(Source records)
········

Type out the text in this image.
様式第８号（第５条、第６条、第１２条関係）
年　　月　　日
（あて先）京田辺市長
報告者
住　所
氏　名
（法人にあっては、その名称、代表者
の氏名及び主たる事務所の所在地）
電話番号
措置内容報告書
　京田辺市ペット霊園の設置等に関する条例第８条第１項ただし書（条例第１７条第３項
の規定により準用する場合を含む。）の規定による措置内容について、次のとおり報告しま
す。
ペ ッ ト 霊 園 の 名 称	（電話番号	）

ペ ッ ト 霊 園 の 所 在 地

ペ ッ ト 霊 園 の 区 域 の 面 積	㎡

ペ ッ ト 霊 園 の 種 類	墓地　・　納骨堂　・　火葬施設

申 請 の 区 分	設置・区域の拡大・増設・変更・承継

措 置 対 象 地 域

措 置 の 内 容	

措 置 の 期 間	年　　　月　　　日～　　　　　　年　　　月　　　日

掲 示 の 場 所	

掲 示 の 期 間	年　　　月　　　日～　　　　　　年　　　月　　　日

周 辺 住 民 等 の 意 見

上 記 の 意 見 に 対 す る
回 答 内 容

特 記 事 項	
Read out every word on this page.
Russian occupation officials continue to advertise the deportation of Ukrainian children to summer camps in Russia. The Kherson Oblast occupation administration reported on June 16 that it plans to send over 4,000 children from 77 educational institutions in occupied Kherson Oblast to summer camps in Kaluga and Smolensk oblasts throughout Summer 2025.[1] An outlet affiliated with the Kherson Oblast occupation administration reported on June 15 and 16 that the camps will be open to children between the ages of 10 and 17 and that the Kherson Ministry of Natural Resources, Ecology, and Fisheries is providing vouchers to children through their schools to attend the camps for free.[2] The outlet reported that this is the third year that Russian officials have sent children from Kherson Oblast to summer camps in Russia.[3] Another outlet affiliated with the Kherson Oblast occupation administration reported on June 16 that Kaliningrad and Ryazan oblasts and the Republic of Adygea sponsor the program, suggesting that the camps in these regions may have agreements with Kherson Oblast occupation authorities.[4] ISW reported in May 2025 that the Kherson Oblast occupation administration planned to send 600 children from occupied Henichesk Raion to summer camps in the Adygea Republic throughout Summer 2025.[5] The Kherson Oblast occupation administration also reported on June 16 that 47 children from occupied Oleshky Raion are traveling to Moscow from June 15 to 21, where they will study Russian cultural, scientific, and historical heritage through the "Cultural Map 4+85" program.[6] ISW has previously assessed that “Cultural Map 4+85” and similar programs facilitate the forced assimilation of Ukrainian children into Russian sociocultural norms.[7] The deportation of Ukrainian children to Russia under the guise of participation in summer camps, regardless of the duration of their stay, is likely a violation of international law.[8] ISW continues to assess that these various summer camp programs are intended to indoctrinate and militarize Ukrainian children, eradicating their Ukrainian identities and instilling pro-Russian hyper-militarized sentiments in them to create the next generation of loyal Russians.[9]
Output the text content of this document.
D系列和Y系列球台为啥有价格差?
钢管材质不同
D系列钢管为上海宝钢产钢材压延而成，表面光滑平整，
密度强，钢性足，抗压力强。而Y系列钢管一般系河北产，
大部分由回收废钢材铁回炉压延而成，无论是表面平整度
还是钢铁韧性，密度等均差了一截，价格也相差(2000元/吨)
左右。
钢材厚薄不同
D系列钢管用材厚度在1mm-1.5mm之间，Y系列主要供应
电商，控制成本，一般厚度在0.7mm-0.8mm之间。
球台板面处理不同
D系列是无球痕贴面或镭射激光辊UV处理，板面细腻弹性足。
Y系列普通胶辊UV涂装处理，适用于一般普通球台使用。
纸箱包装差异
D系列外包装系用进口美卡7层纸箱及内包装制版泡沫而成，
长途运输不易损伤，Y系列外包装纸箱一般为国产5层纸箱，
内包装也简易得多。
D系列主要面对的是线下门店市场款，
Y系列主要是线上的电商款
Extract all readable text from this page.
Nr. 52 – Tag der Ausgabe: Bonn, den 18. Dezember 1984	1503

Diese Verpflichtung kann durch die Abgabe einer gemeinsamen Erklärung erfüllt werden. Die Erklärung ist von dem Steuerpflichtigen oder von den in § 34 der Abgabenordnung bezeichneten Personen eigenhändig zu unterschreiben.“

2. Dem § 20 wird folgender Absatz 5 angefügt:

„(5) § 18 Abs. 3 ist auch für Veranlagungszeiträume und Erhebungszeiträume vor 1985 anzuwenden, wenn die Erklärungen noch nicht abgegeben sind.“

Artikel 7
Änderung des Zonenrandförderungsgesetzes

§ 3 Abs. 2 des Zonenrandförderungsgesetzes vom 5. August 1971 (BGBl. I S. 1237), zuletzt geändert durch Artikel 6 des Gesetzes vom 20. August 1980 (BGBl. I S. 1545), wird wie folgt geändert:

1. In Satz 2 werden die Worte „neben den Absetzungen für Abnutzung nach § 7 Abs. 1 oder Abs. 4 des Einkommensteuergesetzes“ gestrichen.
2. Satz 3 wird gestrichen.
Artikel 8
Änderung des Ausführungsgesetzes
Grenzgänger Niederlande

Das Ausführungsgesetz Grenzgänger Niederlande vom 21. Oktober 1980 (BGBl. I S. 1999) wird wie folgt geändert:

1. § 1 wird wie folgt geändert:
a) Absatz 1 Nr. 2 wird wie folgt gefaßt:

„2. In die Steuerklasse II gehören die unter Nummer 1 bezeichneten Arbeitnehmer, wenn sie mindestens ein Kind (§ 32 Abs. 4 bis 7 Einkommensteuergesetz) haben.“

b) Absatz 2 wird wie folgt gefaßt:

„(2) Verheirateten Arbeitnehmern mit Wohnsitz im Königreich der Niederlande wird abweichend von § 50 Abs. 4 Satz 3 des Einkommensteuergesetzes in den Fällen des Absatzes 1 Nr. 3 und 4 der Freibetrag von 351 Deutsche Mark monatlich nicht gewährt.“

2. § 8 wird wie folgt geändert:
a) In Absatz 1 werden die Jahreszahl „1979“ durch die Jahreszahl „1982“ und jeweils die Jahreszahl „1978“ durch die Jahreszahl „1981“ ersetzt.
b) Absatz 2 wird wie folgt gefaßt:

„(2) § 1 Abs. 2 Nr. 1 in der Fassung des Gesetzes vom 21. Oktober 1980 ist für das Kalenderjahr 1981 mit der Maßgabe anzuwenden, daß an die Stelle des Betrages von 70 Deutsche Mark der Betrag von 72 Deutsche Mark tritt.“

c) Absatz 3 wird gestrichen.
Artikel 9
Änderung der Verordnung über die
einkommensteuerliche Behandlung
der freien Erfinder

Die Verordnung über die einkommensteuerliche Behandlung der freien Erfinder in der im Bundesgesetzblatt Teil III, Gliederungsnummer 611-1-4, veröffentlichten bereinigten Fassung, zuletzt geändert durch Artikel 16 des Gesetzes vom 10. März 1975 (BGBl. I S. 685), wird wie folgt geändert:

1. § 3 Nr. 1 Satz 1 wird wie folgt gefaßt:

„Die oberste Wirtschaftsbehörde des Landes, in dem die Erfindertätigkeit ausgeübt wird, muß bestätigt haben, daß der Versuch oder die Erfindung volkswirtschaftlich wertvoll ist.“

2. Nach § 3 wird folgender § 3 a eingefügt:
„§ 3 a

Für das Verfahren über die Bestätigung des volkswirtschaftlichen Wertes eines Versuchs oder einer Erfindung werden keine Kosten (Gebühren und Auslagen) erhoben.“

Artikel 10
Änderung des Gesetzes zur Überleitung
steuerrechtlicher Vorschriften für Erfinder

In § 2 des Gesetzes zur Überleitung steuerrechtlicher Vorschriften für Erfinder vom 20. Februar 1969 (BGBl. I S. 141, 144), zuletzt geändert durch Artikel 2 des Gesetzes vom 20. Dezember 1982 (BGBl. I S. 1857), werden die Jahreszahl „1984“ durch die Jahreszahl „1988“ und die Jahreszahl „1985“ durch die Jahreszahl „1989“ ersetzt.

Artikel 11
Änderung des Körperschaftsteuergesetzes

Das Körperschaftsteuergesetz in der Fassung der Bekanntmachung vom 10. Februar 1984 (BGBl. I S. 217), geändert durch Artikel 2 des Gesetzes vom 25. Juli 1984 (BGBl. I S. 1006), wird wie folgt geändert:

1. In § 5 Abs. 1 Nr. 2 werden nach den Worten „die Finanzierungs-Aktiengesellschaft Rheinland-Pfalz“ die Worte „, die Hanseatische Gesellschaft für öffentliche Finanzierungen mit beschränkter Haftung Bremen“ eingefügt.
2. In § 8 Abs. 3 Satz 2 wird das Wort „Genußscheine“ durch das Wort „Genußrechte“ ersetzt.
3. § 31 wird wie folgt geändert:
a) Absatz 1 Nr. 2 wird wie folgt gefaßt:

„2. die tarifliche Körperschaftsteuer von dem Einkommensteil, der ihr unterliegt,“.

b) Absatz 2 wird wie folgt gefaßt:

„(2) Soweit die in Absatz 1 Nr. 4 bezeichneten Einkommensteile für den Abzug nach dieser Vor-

········

> **Problem**: Reproduce each line of the entries in which the word "haben" is found.

> **Correct response**:
„2. In die Steuerklasse II gehören die unter Nummer 1 bezeichneten Arbeitnehmer, wenn sie mindestens ein Kind (§ 32 Abs. 4 bis 7 Einkommensteuergesetz) haben.“
„Die oberste Wirtschaftsbehörde des Landes, in dem die Erfindertätigkeit ausgeübt wird, muß bestätigt haben, daß der Versuch oder die Erfindung volkswirtschaftlich wertvoll ist.“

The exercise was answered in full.